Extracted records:
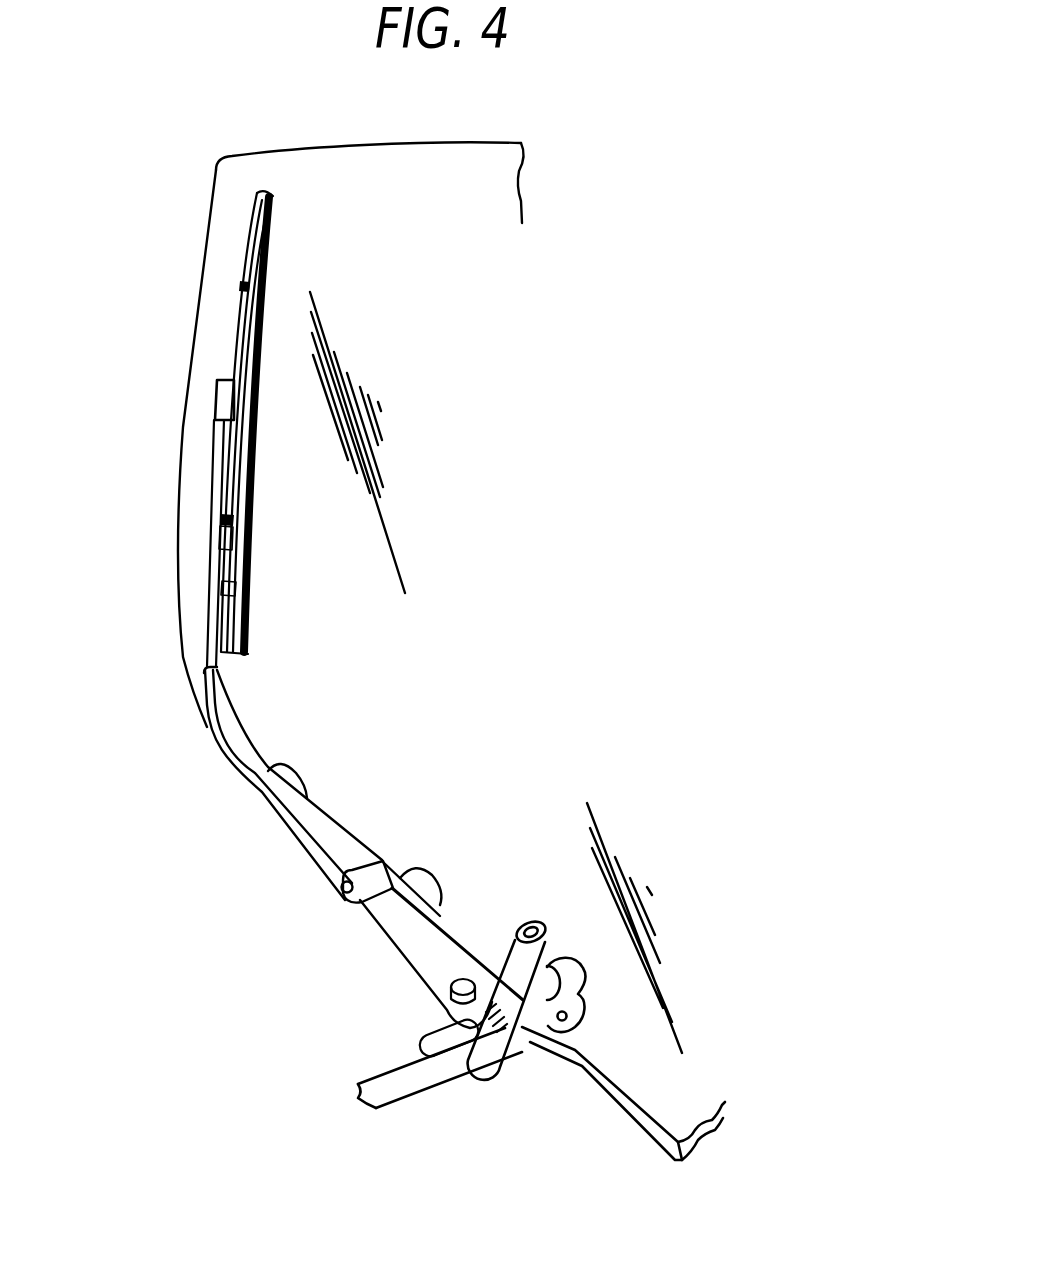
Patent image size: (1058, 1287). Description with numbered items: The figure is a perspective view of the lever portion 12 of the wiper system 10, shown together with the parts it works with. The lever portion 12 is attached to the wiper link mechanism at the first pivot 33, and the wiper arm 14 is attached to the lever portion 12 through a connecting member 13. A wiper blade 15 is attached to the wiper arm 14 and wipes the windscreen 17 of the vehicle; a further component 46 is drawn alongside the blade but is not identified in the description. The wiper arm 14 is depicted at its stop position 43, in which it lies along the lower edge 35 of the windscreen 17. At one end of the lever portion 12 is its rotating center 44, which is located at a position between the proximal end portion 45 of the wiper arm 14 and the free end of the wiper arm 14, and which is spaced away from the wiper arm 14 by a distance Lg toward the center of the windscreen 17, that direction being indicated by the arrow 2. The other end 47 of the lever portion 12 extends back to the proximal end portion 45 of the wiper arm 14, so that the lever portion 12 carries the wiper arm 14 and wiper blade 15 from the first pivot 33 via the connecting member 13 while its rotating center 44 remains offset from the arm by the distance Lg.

The wiper system 10 is at (250, 861).
The lever portion 12 is at (519, 1048).
The connecting member 13 is at (484, 1075).
The wiper arm 14 is at (383, 941).
The wiper blade 15 is at (245, 288).
The windscreen 17 is at (198, 571).
The first pivot 33 is at (587, 996).
The lower edge 35 is at (262, 777).
The stop position 43 is at (355, 910).
The rotating center 44 is at (529, 922).
The proximal end portion 45 is at (448, 1010).
The blade holder 46 is at (213, 443).
The other end of the lever portion 47 is at (455, 1046).
The distance Lg is at (504, 916).
The arrow 2 is at (710, 933).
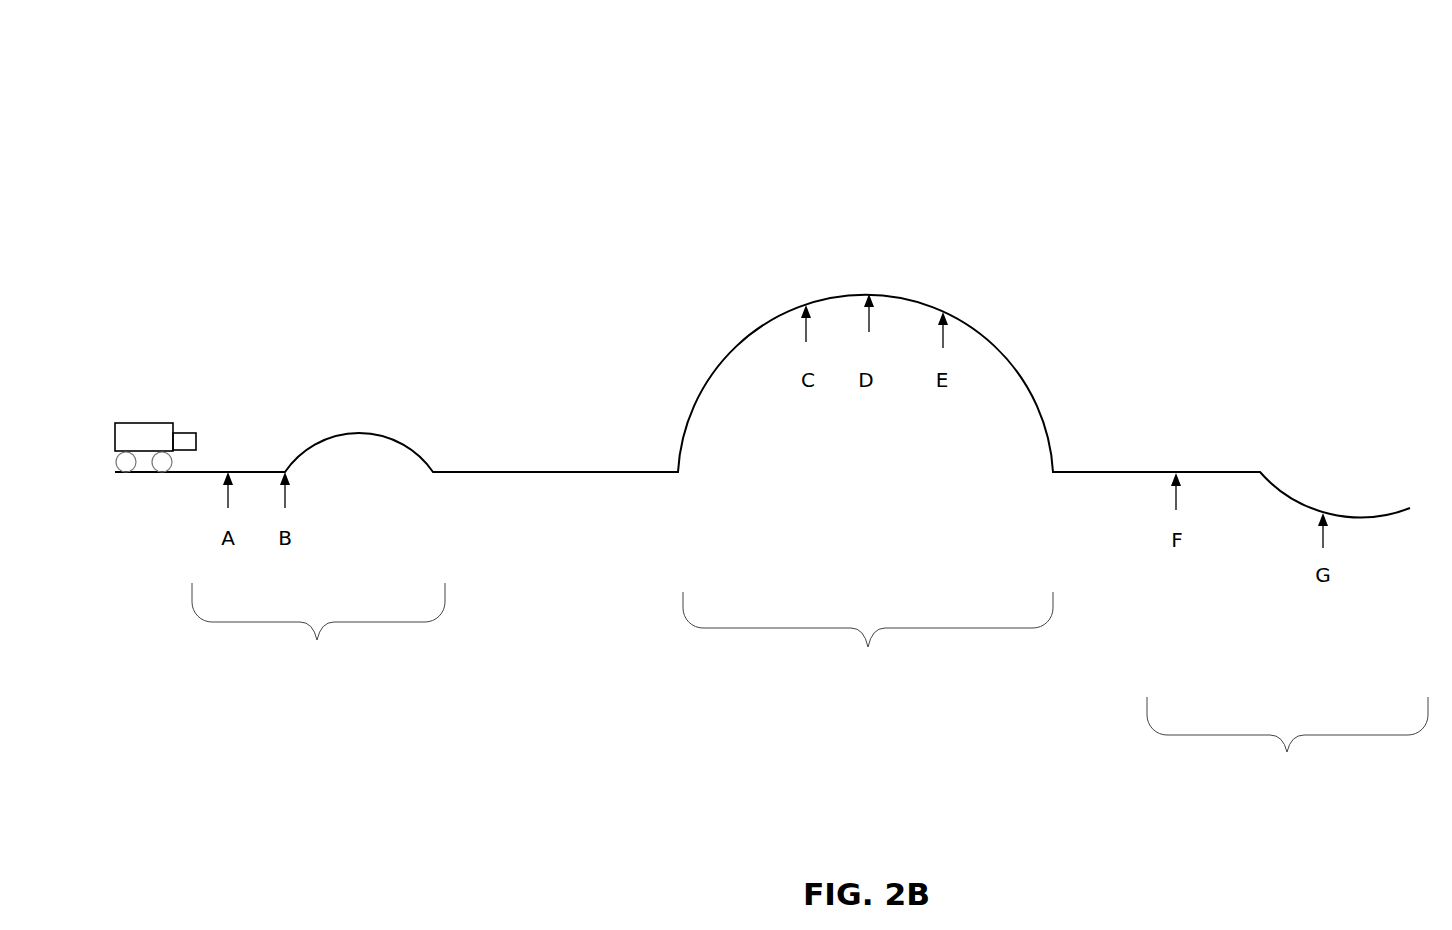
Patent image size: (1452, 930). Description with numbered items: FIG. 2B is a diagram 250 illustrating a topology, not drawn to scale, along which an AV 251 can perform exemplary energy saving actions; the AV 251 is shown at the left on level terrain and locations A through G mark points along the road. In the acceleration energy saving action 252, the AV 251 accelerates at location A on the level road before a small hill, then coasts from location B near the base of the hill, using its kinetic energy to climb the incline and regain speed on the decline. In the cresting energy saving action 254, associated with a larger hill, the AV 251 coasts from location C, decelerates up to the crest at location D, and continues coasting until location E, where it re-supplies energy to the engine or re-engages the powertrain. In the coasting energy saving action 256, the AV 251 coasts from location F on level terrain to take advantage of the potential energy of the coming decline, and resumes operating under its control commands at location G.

The diagram 250 is at (203, 88).
The AV 251 is at (146, 424).
The acceleration energy saving action 252 is at (316, 648).
The cresting energy saving action 254 is at (868, 652).
The coasting energy saving action 256 is at (1286, 757).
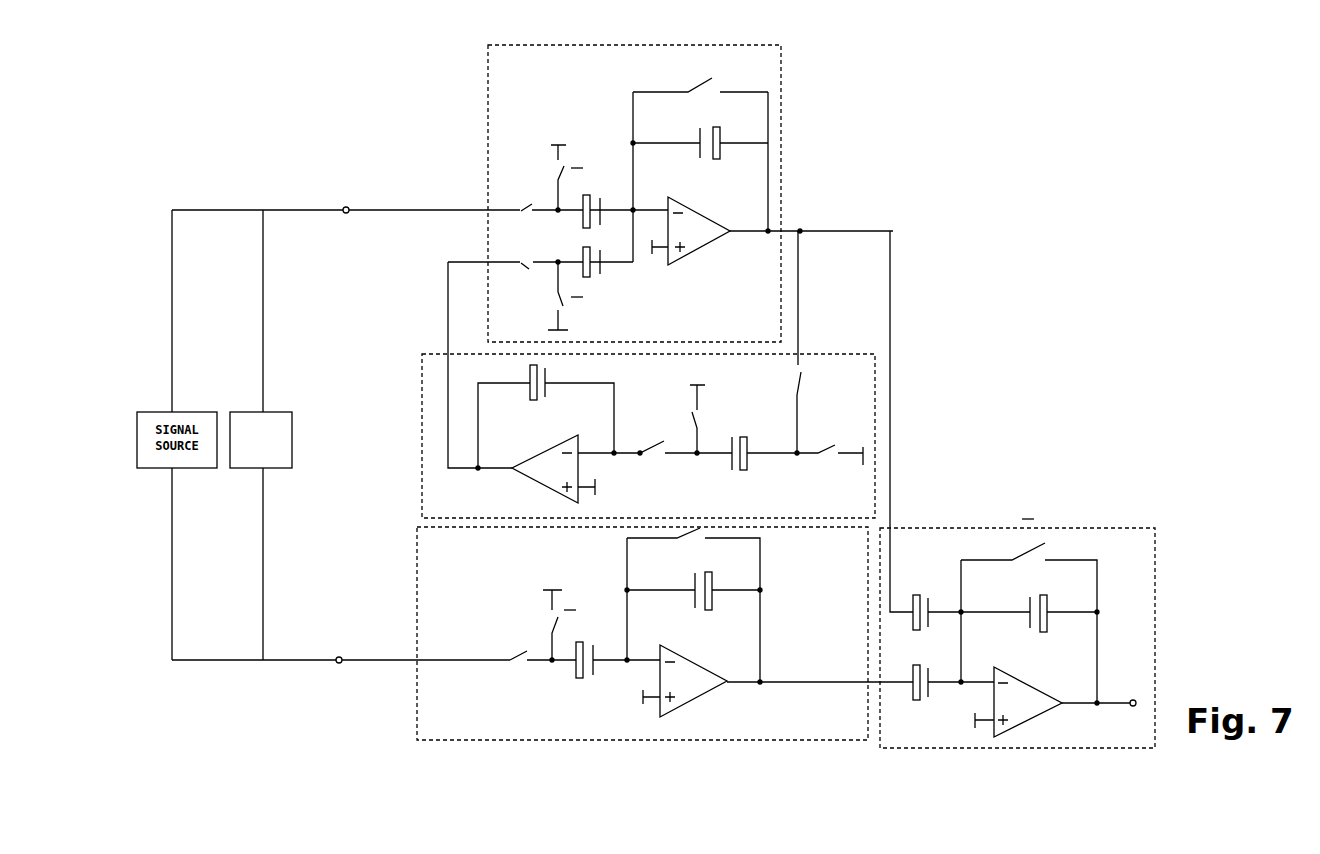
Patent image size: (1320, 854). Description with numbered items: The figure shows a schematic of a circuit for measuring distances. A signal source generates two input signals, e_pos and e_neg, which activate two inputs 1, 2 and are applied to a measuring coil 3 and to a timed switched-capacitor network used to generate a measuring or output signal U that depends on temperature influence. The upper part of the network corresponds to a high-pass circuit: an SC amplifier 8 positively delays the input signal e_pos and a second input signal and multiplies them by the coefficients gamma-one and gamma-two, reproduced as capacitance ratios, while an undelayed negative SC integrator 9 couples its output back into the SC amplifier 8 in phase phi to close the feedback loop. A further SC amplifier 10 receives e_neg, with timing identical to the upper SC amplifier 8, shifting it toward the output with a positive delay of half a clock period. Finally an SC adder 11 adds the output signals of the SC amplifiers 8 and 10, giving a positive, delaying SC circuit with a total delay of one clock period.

The input 1 is at (368, 662).
The input 2 is at (428, 210).
The measuring coil 3 is at (292, 448).
The SC amplifier 8 is at (782, 157).
The SC integrator 9 is at (418, 418).
The SC amplifier 10 is at (415, 590).
The SC adder 11 is at (1155, 573).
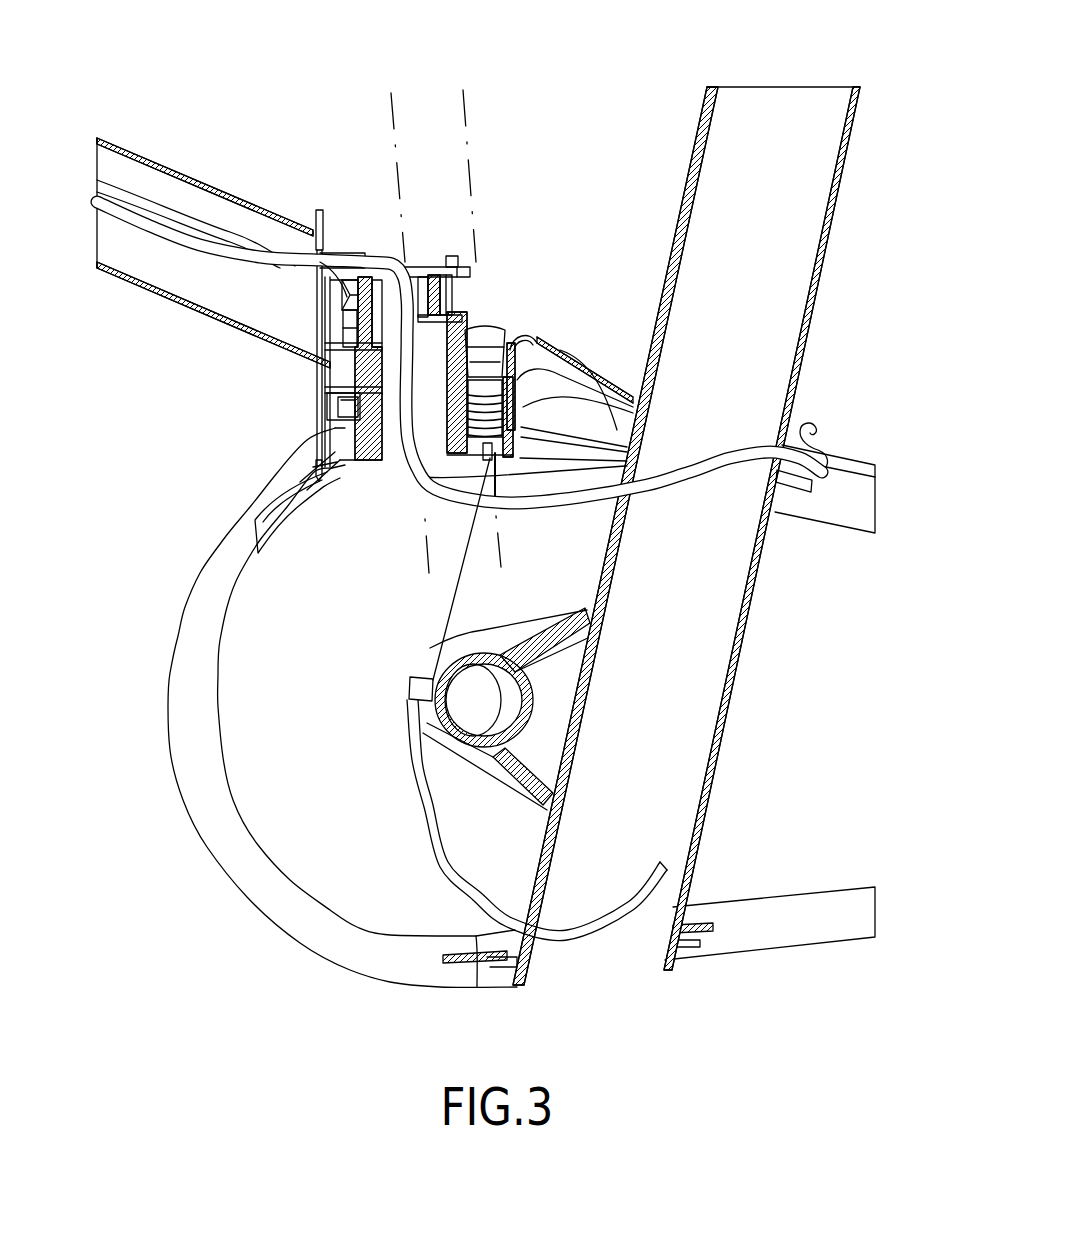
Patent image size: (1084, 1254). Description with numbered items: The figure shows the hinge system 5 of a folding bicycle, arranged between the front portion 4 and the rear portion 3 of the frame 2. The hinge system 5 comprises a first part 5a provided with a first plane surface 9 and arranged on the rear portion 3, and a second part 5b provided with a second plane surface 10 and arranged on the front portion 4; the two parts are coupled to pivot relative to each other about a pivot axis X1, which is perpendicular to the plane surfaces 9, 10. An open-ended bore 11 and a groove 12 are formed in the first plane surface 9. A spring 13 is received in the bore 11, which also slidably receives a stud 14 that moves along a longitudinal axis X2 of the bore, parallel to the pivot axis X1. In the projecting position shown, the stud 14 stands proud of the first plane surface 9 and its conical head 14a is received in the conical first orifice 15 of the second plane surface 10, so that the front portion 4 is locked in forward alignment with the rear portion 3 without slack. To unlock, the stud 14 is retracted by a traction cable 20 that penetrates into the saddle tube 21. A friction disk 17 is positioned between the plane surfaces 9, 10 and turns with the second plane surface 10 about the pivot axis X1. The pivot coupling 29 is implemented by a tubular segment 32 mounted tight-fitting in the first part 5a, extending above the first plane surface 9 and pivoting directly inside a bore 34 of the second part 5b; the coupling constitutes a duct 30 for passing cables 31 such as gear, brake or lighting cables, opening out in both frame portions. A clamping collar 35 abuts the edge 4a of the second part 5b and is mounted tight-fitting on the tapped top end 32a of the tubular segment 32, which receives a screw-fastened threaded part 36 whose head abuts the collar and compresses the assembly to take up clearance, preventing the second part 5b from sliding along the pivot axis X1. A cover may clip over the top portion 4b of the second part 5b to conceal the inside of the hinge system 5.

Exercise task: Reproduce all of the records above word for word, leaving out the pictures.

Solution to the problem:
Patent image size: (1058, 1287). Description with numbered items: The figure is a perspective view of the lever portion 12 of the wiper system 10, shown together with the parts it works with. The lever portion 12 is attached to the wiper link mechanism at the first pivot 33, and the wiper arm 14 is attached to the lever portion 12 through a connecting member 13. A wiper blade 15 is attached to the wiper arm 14 and wipes the windscreen 17 of the vehicle; a further component 46 is drawn alongside the blade but is not identified in the description. The wiper arm 14 is depicted at its stop position 43, in which it lies along the lower edge 35 of the windscreen 17. At one end of the lever portion 12 is its rotating center 44, which is located at a position between the proximal end portion 45 of the wiper arm 14 and the free end of the wiper arm 14, and which is spaced away from the wiper arm 14 by a distance Lg toward the center of the windscreen 17, that direction being indicated by the arrow 2. The other end 47 of the lever portion 12 extends back to the proximal end portion 45 of the wiper arm 14, so that the lever portion 12 carries the wiper arm 14 and wiper blade 15 from the first pivot 33 via the connecting member 13 while its rotating center 44 remains offset from the arm by the distance Lg.

The wiper system 10 is at (250, 861).
The lever portion 12 is at (519, 1048).
The connecting member 13 is at (484, 1075).
The wiper arm 14 is at (383, 941).
The wiper blade 15 is at (245, 288).
The windscreen 17 is at (198, 571).
The first pivot 33 is at (587, 996).
The lower edge 35 is at (262, 777).
The stop position 43 is at (355, 910).
The rotating center 44 is at (529, 922).
The proximal end portion 45 is at (448, 1010).
The blade holder 46 is at (213, 443).
The other end of the lever portion 47 is at (455, 1046).
The distance Lg is at (504, 916).
The arrow 2 is at (710, 933).
Patent image size: (1452, 930). Description with numbered items: FIG. 2B is a diagram 250 illustrating a topology, not drawn to scale, along which an AV 251 can perform exemplary energy saving actions; the AV 251 is shown at the left on level terrain and locations A through G mark points along the road. In the acceleration energy saving action 252, the AV 251 accelerates at location A on the level road before a small hill, then coasts from location B near the base of the hill, using its kinetic energy to climb the incline and regain speed on the decline. In the cresting energy saving action 254, associated with a larger hill, the AV 251 coasts from location C, decelerates up to the crest at location D, and continues coasting until location E, where it re-supplies energy to the engine or re-engages the powertrain. In the coasting energy saving action 256, the AV 251 coasts from location F on level terrain to take advantage of the potential energy of the coming decline, and resumes operating under its control commands at location G.

The diagram 250 is at (203, 88).
The AV 251 is at (146, 424).
The acceleration energy saving action 252 is at (316, 648).
The cresting energy saving action 254 is at (868, 652).
The coasting energy saving action 256 is at (1286, 757).
Patent image size: (1320, 854). Description with numbered items: The figure shows a schematic of a circuit for measuring distances. A signal source generates two input signals, e_pos and e_neg, which activate two inputs 1, 2 and are applied to a measuring coil 3 and to a timed switched-capacitor network used to generate a measuring or output signal U that depends on temperature influence. The upper part of the network corresponds to a high-pass circuit: an SC amplifier 8 positively delays the input signal e_pos and a second input signal and multiplies them by the coefficients gamma-one and gamma-two, reproduced as capacitance ratios, while an undelayed negative SC integrator 9 couples its output back into the SC amplifier 8 in phase phi to close the feedback loop. A further SC amplifier 10 receives e_neg, with timing identical to the upper SC amplifier 8, shifting it toward the output with a positive delay of half a clock period. Finally an SC adder 11 adds the output signals of the SC amplifiers 8 and 10, giving a positive, delaying SC circuit with a total delay of one clock period.

The input 1 is at (368, 662).
The input 2 is at (428, 210).
The measuring coil 3 is at (292, 448).
The SC amplifier 8 is at (782, 157).
The SC integrator 9 is at (418, 418).
The SC amplifier 10 is at (415, 590).
The SC adder 11 is at (1155, 573).
Patent image size: (1084, 1254). Description with numbered items: The figure shows the hinge system 5 of a folding bicycle, arranged between the front portion 4 and the rear portion 3 of the frame 2. The hinge system 5 comprises a first part 5a provided with a first plane surface 9 and arranged on the rear portion 3, and a second part 5b provided with a second plane surface 10 and arranged on the front portion 4; the two parts are coupled to pivot relative to each other about a pivot axis X1, which is perpendicular to the plane surfaces 9, 10. An open-ended bore 11 and a groove 12 are formed in the first plane surface 9. A spring 13 is received in the bore 11, which also slidably receives a stud 14 that moves along a longitudinal axis X2 of the bore, parallel to the pivot axis X1. In the projecting position shown, the stud 14 stands proud of the first plane surface 9 and its conical head 14a is received in the conical first orifice 15 of the second plane surface 10, so that the front portion 4 is locked in forward alignment with the rear portion 3 without slack. To unlock, the stud 14 is retracted by a traction cable 20 that penetrates into the saddle tube 21. A friction disk 17 is positioned between the plane surfaces 9, 10 and turns with the second plane surface 10 about the pivot axis X1. The pivot coupling 29 is implemented by a tubular segment 32 mounted tight-fitting in the first part 5a, extending above the first plane surface 9 and pivoting directly inside a bore 34 of the second part 5b; the coupling constitutes a duct 30 for passing cables 31 such as gear, brake or lighting cables, opening out in both frame portions. A clamping collar 35 abuts the edge 4a of the second part 5b and is mounted tight-fitting on the tapped top end 32a of the tubular segment 32, which receives a screw-fastened threaded part 36 whose head abuts the collar and compresses the assembly to take up clearance, preventing the second part 5b from sliding along the pivot axis X1. A cover may clip over the top portion 4b of the second part 5b to conceal the inside of the hinge system 5.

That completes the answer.